Goal: Please report every line from the material that contains the word "Pärnu".

Available records:
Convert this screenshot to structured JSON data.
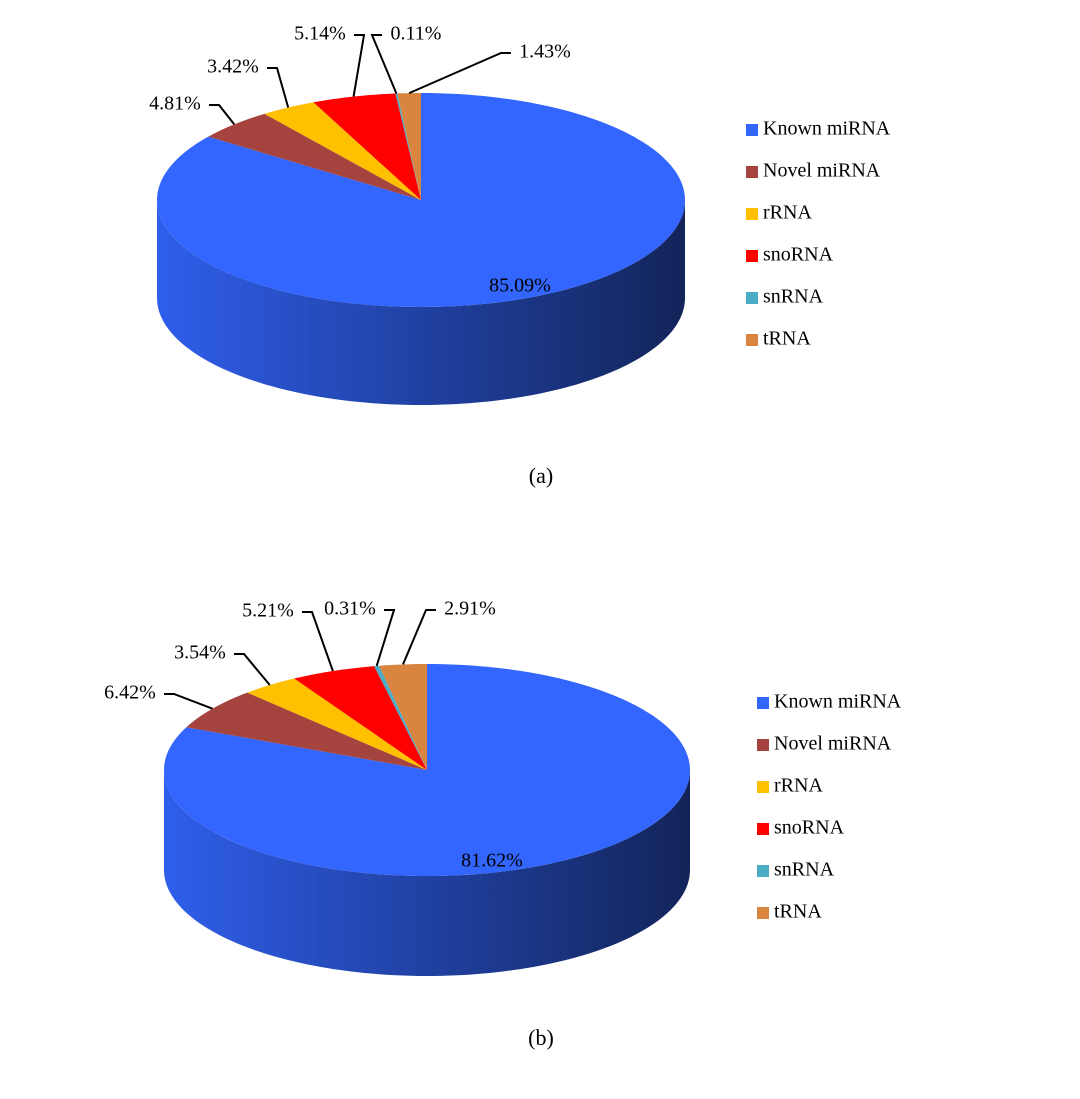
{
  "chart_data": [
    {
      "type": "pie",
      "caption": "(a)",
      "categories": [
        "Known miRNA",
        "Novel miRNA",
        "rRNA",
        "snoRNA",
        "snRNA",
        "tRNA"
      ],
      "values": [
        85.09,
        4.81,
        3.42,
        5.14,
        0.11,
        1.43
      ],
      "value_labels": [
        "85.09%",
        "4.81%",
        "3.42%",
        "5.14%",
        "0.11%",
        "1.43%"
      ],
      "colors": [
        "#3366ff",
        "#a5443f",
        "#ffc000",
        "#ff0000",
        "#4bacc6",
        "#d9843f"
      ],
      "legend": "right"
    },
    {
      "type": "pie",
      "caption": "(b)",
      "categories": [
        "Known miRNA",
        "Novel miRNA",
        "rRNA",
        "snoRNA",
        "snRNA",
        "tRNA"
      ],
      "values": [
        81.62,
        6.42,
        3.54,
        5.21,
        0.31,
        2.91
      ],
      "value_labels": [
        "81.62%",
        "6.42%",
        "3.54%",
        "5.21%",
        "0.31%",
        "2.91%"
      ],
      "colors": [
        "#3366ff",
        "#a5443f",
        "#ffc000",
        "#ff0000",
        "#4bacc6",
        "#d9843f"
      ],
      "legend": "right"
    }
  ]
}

...

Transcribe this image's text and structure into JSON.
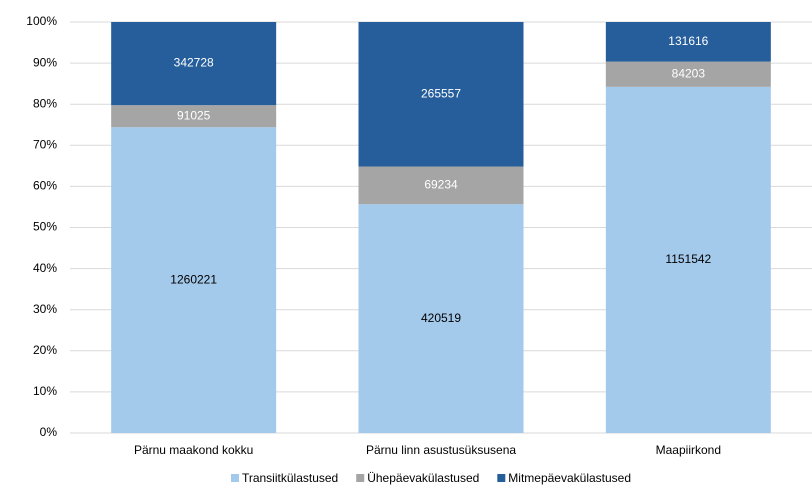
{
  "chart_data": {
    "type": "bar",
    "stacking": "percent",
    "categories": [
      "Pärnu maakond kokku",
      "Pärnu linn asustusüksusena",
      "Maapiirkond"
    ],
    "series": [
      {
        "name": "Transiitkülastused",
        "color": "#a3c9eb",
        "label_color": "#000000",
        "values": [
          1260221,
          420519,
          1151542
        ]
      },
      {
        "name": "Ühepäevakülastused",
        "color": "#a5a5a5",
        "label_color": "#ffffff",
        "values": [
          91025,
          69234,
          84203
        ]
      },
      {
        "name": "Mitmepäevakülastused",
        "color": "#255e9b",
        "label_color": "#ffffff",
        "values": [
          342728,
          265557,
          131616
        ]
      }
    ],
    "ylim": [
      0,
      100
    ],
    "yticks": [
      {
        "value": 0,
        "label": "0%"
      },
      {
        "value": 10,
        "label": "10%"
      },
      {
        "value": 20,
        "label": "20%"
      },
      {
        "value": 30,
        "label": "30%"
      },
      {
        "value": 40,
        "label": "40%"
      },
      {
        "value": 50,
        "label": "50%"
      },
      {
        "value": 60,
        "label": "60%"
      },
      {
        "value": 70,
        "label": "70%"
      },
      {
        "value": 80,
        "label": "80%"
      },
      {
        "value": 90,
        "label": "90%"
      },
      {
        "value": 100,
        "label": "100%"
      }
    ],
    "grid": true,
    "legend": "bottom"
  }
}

Task output:
      "Pärnu maakond kokku",
      "Pärnu linn asustusüksusena",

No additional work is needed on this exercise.